Given task:
Copy, from the entries below, each line in which the string "icon" appears.

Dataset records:
--------

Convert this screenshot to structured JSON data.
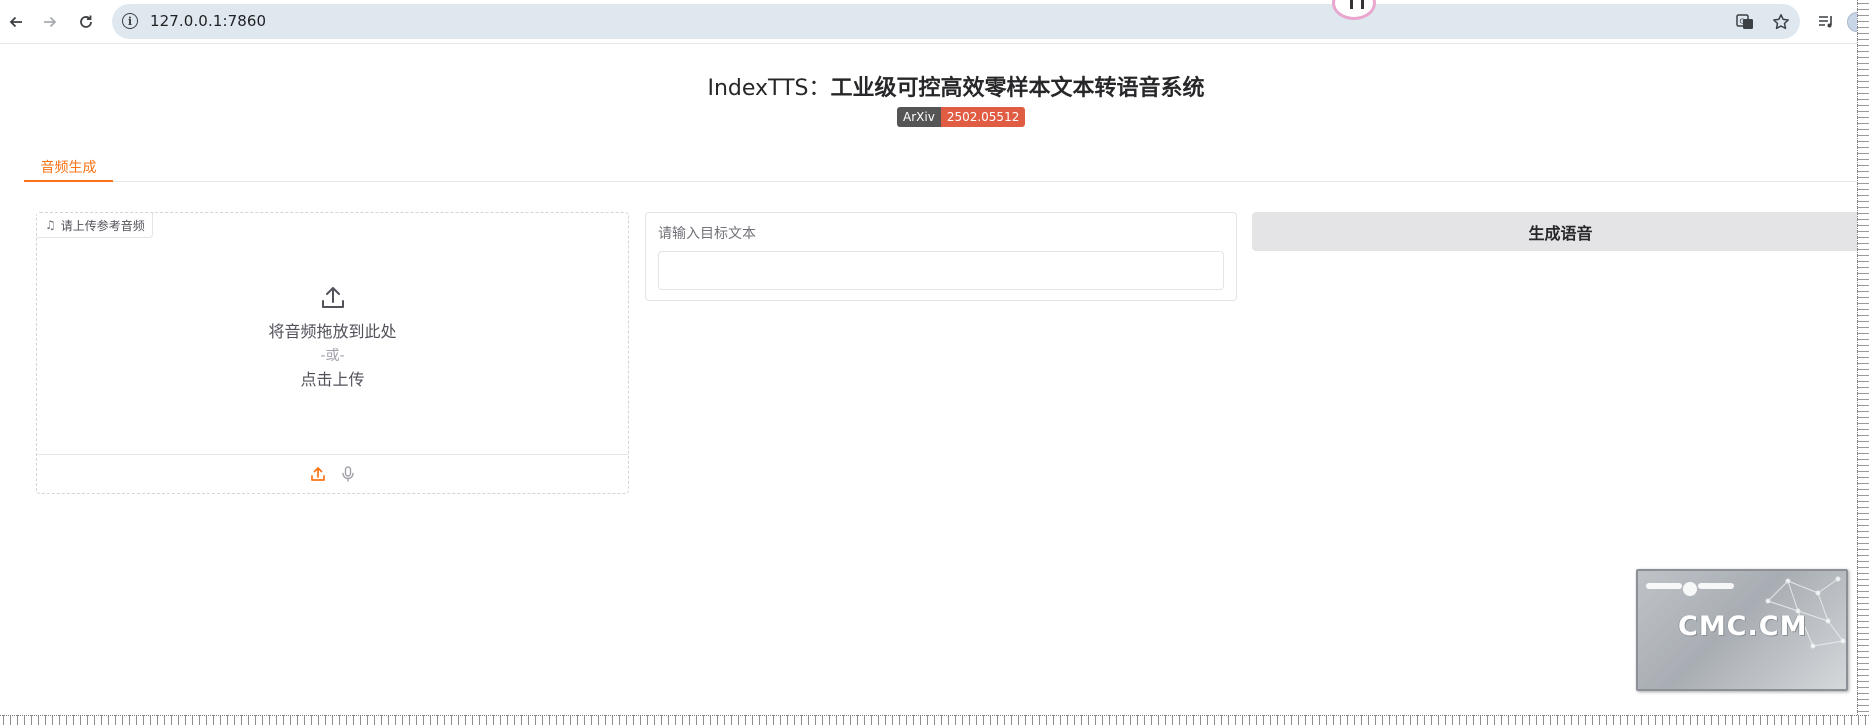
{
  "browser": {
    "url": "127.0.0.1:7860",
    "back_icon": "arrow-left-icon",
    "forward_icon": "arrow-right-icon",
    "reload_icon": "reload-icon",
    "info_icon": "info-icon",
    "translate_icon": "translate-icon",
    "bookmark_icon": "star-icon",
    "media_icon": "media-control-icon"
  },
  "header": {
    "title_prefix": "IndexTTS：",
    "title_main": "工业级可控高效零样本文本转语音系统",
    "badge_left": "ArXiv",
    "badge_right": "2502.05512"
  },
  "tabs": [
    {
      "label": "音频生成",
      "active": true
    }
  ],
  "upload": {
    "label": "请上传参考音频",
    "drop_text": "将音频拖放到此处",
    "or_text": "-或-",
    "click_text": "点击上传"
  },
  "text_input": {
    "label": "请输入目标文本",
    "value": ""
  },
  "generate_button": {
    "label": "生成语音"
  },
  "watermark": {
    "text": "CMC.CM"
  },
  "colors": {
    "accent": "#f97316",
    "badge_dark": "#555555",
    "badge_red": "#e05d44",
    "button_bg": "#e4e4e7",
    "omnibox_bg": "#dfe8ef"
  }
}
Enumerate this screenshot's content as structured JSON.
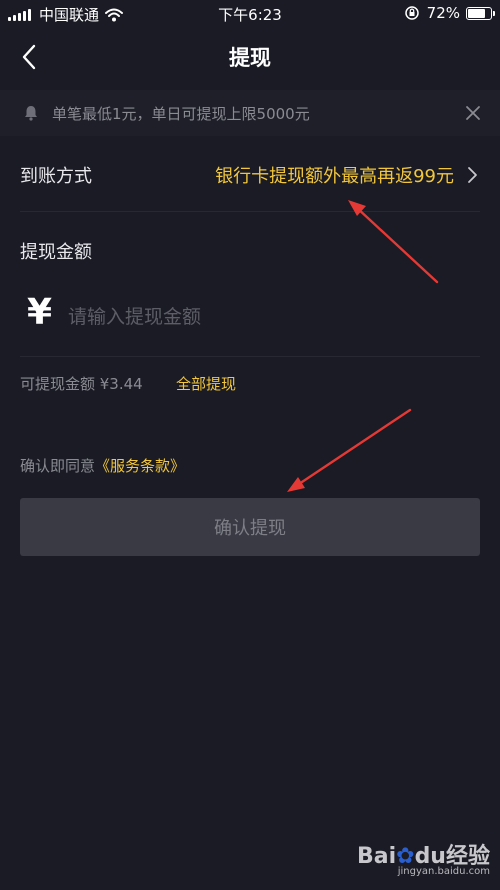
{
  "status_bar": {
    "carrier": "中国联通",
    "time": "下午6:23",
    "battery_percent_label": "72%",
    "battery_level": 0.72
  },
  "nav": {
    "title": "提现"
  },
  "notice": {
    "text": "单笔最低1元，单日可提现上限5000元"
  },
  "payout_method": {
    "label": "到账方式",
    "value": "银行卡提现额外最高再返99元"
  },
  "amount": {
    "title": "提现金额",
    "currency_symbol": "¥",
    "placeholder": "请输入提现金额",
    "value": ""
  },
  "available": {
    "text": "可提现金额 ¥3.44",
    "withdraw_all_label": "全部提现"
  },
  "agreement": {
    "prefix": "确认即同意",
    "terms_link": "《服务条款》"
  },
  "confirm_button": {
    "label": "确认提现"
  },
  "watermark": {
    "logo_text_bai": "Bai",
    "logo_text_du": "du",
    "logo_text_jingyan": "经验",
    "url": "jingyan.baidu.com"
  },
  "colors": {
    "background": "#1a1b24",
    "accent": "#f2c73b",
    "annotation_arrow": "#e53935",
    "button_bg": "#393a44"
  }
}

--------

Solution for this problem:
    "back_icon": "arrow-left-icon",
    "forward_icon": "arrow-right-icon",
    "reload_icon": "reload-icon",
    "info_icon": "info-icon",
    "translate_icon": "translate-icon",
    "bookmark_icon": "star-icon",
    "media_icon": "media-control-icon"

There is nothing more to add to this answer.